▶ AIM: All of the data that follows should be retyped exactly, please, except the pictures.

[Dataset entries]
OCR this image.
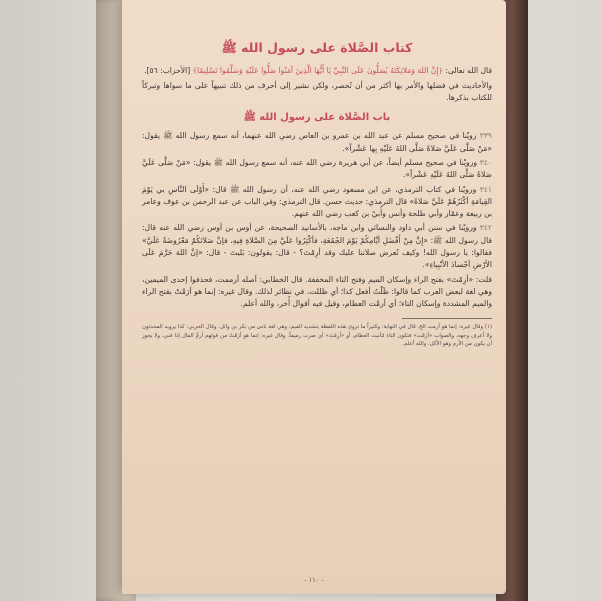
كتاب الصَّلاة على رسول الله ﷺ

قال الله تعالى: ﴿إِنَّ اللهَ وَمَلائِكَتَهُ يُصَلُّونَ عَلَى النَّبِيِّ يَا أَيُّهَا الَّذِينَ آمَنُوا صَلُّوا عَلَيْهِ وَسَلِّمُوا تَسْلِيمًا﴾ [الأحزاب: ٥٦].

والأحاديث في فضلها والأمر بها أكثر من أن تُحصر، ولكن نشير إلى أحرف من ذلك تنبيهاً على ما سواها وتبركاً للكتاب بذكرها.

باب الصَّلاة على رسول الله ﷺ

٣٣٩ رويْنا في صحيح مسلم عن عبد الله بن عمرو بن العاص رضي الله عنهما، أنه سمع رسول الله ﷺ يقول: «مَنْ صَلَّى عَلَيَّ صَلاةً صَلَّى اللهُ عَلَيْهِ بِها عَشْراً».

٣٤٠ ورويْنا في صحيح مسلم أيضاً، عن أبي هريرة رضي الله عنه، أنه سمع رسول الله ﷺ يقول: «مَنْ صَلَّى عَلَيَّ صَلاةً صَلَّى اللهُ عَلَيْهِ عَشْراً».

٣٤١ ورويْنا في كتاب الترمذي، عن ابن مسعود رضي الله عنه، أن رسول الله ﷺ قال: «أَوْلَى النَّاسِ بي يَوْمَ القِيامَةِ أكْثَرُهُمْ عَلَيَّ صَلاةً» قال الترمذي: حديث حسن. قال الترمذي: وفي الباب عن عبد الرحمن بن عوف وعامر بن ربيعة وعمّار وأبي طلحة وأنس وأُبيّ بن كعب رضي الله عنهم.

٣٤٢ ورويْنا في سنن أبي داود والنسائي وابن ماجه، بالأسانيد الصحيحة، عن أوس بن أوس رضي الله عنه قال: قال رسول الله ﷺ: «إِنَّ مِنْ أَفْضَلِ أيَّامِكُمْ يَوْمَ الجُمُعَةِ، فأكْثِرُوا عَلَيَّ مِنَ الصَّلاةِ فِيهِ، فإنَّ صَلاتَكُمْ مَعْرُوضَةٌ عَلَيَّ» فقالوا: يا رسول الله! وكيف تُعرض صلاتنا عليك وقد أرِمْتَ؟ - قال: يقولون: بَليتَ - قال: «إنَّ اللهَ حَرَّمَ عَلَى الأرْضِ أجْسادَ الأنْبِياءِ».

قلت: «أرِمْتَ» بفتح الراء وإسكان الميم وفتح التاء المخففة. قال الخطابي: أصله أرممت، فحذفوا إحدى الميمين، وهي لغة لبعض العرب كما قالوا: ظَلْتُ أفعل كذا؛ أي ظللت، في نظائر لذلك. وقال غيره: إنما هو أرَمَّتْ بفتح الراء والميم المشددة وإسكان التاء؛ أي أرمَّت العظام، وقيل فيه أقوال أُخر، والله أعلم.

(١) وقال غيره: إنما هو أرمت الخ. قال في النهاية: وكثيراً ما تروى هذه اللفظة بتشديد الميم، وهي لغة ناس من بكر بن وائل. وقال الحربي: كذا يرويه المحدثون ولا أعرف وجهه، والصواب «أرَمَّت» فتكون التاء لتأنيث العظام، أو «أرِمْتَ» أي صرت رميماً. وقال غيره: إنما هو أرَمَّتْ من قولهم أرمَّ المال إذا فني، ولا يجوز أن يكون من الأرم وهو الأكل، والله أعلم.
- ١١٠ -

▶ ANSWER TO THE TASK:
OCR this image.
كتاب الصَّلاة على رسول الله ﷺ

قال الله تعالى: ﴿إِنَّ اللهَ وَمَلائِكَتَهُ يُصَلُّونَ عَلَى النَّبِيِّ يَا أَيُّهَا الَّذِينَ آمَنُوا صَلُّوا عَلَيْهِ وَسَلِّمُوا تَسْلِيمًا﴾ [الأحزاب: ٥٦].

والأحاديث في فضلها والأمر بها أكثر من أن تُحصر، ولكن نشير إلى أحرف من ذلك تنبيهاً على ما سواها وتبركاً للكتاب بذكرها.

باب الصَّلاة على رسول الله ﷺ

٣٣٩ رويْنا في صحيح مسلم عن عبد الله بن عمرو بن العاص رضي الله عنهما، أنه سمع رسول الله ﷺ يقول: «مَنْ صَلَّى عَلَيَّ صَلاةً صَلَّى اللهُ عَلَيْهِ بِها عَشْراً».

٣٤٠ ورويْنا في صحيح مسلم أيضاً، عن أبي هريرة رضي الله عنه، أنه سمع رسول الله ﷺ يقول: «مَنْ صَلَّى عَلَيَّ صَلاةً صَلَّى اللهُ عَلَيْهِ عَشْراً».

٣٤١ ورويْنا في كتاب الترمذي، عن ابن مسعود رضي الله عنه، أن رسول الله ﷺ قال: «أَوْلَى النَّاسِ بي يَوْمَ القِيامَةِ أكْثَرُهُمْ عَلَيَّ صَلاةً» قال الترمذي: حديث حسن. قال الترمذي: وفي الباب عن عبد الرحمن بن عوف وعامر بن ربيعة وعمّار وأبي طلحة وأنس وأُبيّ بن كعب رضي الله عنهم.

٣٤٢ ورويْنا في سنن أبي داود والنسائي وابن ماجه، بالأسانيد الصحيحة، عن أوس بن أوس رضي الله عنه قال: قال رسول الله ﷺ: «إِنَّ مِنْ أَفْضَلِ أيَّامِكُمْ يَوْمَ الجُمُعَةِ، فأكْثِرُوا عَلَيَّ مِنَ الصَّلاةِ فِيهِ، فإنَّ صَلاتَكُمْ مَعْرُوضَةٌ عَلَيَّ» فقالوا: يا رسول الله! وكيف تُعرض صلاتنا عليك وقد أرِمْتَ؟ - قال: يقولون: بَليتَ - قال: «إنَّ اللهَ حَرَّمَ عَلَى الأرْضِ أجْسادَ الأنْبِياءِ».

قلت: «أرِمْتَ» بفتح الراء وإسكان الميم وفتح التاء المخففة. قال الخطابي: أصله أرممت، فحذفوا إحدى الميمين، وهي لغة لبعض العرب كما قالوا: ظَلْتُ أفعل كذا؛ أي ظللت، في نظائر لذلك. وقال غيره: إنما هو أرَمَّتْ بفتح الراء والميم المشددة وإسكان التاء؛ أي أرمَّت العظام، وقيل فيه أقوال أُخر، والله أعلم.

(١) وقال غيره: إنما هو أرمت الخ. قال في النهاية: وكثيراً ما تروى هذه اللفظة بتشديد الميم، وهي لغة ناس من بكر بن وائل. وقال الحربي: كذا يرويه المحدثون ولا أعرف وجهه، والصواب «أرَمَّت» فتكون التاء لتأنيث العظام، أو «أرِمْتَ» أي صرت رميماً. وقال غيره: إنما هو أرَمَّتْ من قولهم أرمَّ المال إذا فني، ولا يجوز أن يكون من الأرم وهو الأكل، والله أعلم.
- ١١٠ -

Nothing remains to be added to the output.